→ Input material
————

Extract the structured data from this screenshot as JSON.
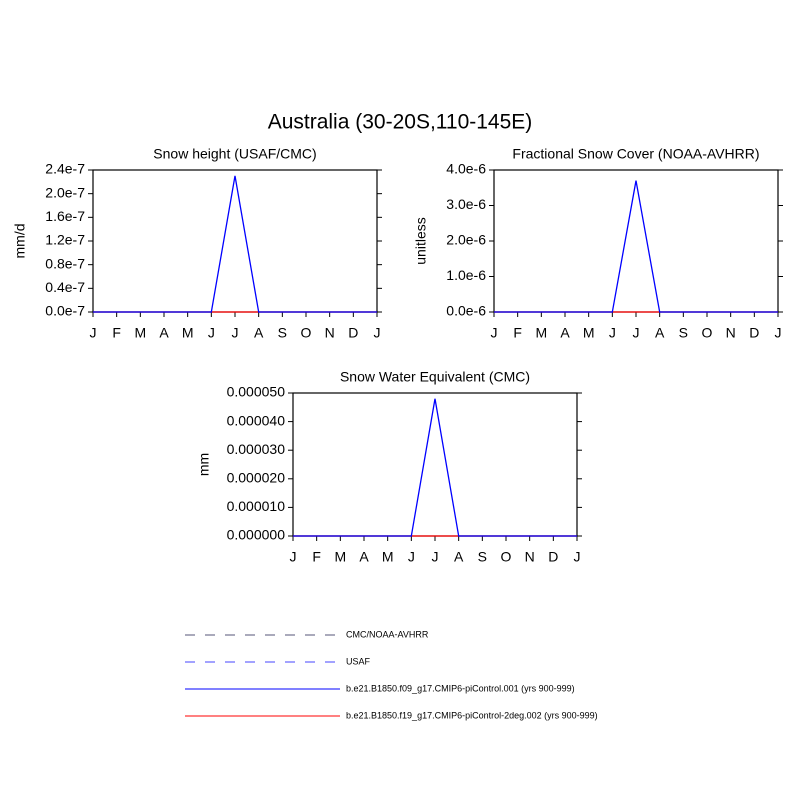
{
  "title": "Australia (30-20S,110-145E)",
  "chart_data": [
    {
      "type": "line",
      "title": "Snow height (USAF/CMC)",
      "ylabel": "mm/d",
      "categories": [
        "J",
        "F",
        "M",
        "A",
        "M",
        "J",
        "J",
        "A",
        "S",
        "O",
        "N",
        "D",
        "J"
      ],
      "ylim": [
        0,
        2.4e-07
      ],
      "yticks": [
        {
          "value": 0,
          "label": "0.0e-7"
        },
        {
          "value": 4e-08,
          "label": "0.4e-7"
        },
        {
          "value": 8e-08,
          "label": "0.8e-7"
        },
        {
          "value": 1.2e-07,
          "label": "1.2e-7"
        },
        {
          "value": 1.6e-07,
          "label": "1.6e-7"
        },
        {
          "value": 2e-07,
          "label": "2.0e-7"
        },
        {
          "value": 2.4e-07,
          "label": "2.4e-7"
        }
      ],
      "series": [
        {
          "color": "#0000ff",
          "values": [
            0,
            0,
            0,
            0,
            0,
            0,
            2.3e-07,
            0,
            0,
            0,
            0,
            0,
            0
          ]
        },
        {
          "color": "#ff0000",
          "values": [
            0,
            0,
            0,
            0,
            0,
            0,
            0,
            0,
            0,
            0,
            0,
            0,
            0
          ]
        }
      ]
    },
    {
      "type": "line",
      "title": "Fractional Snow Cover (NOAA-AVHRR)",
      "ylabel": "unitless",
      "categories": [
        "J",
        "F",
        "M",
        "A",
        "M",
        "J",
        "J",
        "A",
        "S",
        "O",
        "N",
        "D",
        "J"
      ],
      "ylim": [
        0,
        4e-06
      ],
      "yticks": [
        {
          "value": 0,
          "label": "0.0e-6"
        },
        {
          "value": 1e-06,
          "label": "1.0e-6"
        },
        {
          "value": 2e-06,
          "label": "2.0e-6"
        },
        {
          "value": 3e-06,
          "label": "3.0e-6"
        },
        {
          "value": 4e-06,
          "label": "4.0e-6"
        }
      ],
      "series": [
        {
          "color": "#0000ff",
          "values": [
            0,
            0,
            0,
            0,
            0,
            0,
            3.7e-06,
            0,
            0,
            0,
            0,
            0,
            0
          ]
        },
        {
          "color": "#ff0000",
          "values": [
            0,
            0,
            0,
            0,
            0,
            0,
            0,
            0,
            0,
            0,
            0,
            0,
            0
          ]
        }
      ]
    },
    {
      "type": "line",
      "title": "Snow Water Equivalent (CMC)",
      "ylabel": "mm",
      "categories": [
        "J",
        "F",
        "M",
        "A",
        "M",
        "J",
        "J",
        "A",
        "S",
        "O",
        "N",
        "D",
        "J"
      ],
      "ylim": [
        0,
        5e-05
      ],
      "yticks": [
        {
          "value": 0,
          "label": "0.000000"
        },
        {
          "value": 1e-05,
          "label": "0.000010"
        },
        {
          "value": 2e-05,
          "label": "0.000020"
        },
        {
          "value": 3e-05,
          "label": "0.000030"
        },
        {
          "value": 4e-05,
          "label": "0.000040"
        },
        {
          "value": 5e-05,
          "label": "0.000050"
        }
      ],
      "series": [
        {
          "color": "#0000ff",
          "values": [
            0,
            0,
            0,
            0,
            0,
            0,
            4.8e-05,
            0,
            0,
            0,
            0,
            0,
            0
          ]
        },
        {
          "color": "#ff0000",
          "values": [
            0,
            0,
            0,
            0,
            0,
            0,
            0,
            0,
            0,
            0,
            0,
            0,
            0
          ]
        }
      ]
    }
  ],
  "legend": [
    {
      "name": "CMC/NOAA-AVHRR",
      "color": "#555577",
      "dash": true
    },
    {
      "name": "USAF",
      "color": "#4444ff",
      "dash": true
    },
    {
      "name": "b.e21.B1850.f09_g17.CMIP6-piControl.001 (yrs 900-999)",
      "color": "#0000ff",
      "dash": false
    },
    {
      "name": "b.e21.B1850.f19_g17.CMIP6-piControl-2deg.002 (yrs 900-999)",
      "color": "#ff0000",
      "dash": false
    }
  ]
}
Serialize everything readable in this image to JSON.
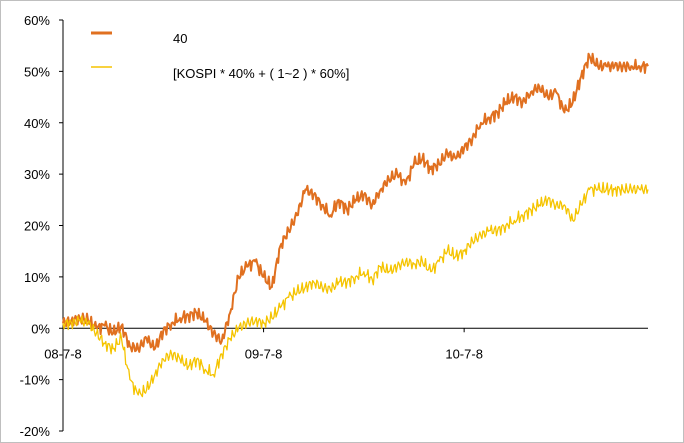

————

Find all the lines containing "name" in the material, then copy them.

      "name": "CMC/NOAA-AVHRR",
      "name": "USAF",
      "name": "b.e21.B1850.f09_g17.CMIP6-piControl.001 (yrs 900-999)",
      "name": "b.e21.B1850.f19_g17.CMIP6-piControl-2deg.002 (yrs 900-999)",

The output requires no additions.